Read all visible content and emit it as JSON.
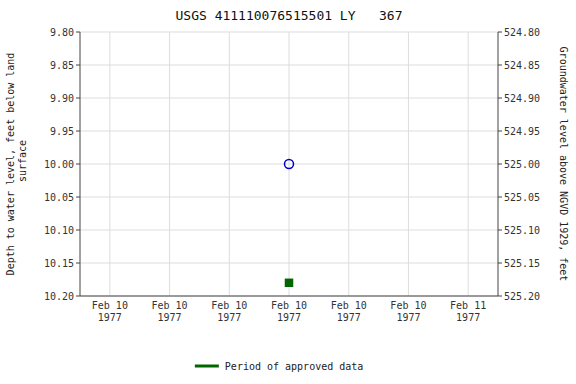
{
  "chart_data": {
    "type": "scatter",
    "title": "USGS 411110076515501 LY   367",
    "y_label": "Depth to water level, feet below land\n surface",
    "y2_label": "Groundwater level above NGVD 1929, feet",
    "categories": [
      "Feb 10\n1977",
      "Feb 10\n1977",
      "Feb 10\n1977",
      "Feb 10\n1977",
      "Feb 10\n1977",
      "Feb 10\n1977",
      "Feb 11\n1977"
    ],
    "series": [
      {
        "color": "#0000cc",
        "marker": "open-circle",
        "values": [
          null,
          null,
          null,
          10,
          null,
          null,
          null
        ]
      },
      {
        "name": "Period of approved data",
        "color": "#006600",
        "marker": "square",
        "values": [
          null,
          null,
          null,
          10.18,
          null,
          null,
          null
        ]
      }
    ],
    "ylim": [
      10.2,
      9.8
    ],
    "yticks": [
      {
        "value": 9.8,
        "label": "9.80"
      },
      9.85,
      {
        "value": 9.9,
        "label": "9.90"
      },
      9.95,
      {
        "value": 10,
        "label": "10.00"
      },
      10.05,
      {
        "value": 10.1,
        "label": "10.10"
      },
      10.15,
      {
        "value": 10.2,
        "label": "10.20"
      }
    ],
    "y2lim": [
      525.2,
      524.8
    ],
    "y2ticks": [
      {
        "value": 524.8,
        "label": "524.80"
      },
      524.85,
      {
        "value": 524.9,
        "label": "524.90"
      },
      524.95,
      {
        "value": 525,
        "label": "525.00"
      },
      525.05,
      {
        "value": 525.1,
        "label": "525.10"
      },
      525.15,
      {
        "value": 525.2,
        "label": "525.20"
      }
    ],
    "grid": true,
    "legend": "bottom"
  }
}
______
## REQUEST
Print each line of the material above exactly, with the pictures removed from your copy.

## ANSWER TO THE TASK
Read all visible content and emit it as JSON.
{
  "chart_data": {
    "type": "scatter",
    "title": "USGS 411110076515501 LY   367",
    "y_label": "Depth to water level, feet below land\n surface",
    "y2_label": "Groundwater level above NGVD 1929, feet",
    "categories": [
      "Feb 10\n1977",
      "Feb 10\n1977",
      "Feb 10\n1977",
      "Feb 10\n1977",
      "Feb 10\n1977",
      "Feb 10\n1977",
      "Feb 11\n1977"
    ],
    "series": [
      {
        "color": "#0000cc",
        "marker": "open-circle",
        "values": [
          null,
          null,
          null,
          10,
          null,
          null,
          null
        ]
      },
      {
        "name": "Period of approved data",
        "color": "#006600",
        "marker": "square",
        "values": [
          null,
          null,
          null,
          10.18,
          null,
          null,
          null
        ]
      }
    ],
    "ylim": [
      10.2,
      9.8
    ],
    "yticks": [
      {
        "value": 9.8,
        "label": "9.80"
      },
      9.85,
      {
        "value": 9.9,
        "label": "9.90"
      },
      9.95,
      {
        "value": 10,
        "label": "10.00"
      },
      10.05,
      {
        "value": 10.1,
        "label": "10.10"
      },
      10.15,
      {
        "value": 10.2,
        "label": "10.20"
      }
    ],
    "y2lim": [
      525.2,
      524.8
    ],
    "y2ticks": [
      {
        "value": 524.8,
        "label": "524.80"
      },
      524.85,
      {
        "value": 524.9,
        "label": "524.90"
      },
      524.95,
      {
        "value": 525,
        "label": "525.00"
      },
      525.05,
      {
        "value": 525.1,
        "label": "525.10"
      },
      525.15,
      {
        "value": 525.2,
        "label": "525.20"
      }
    ],
    "grid": true,
    "legend": "bottom"
  }
}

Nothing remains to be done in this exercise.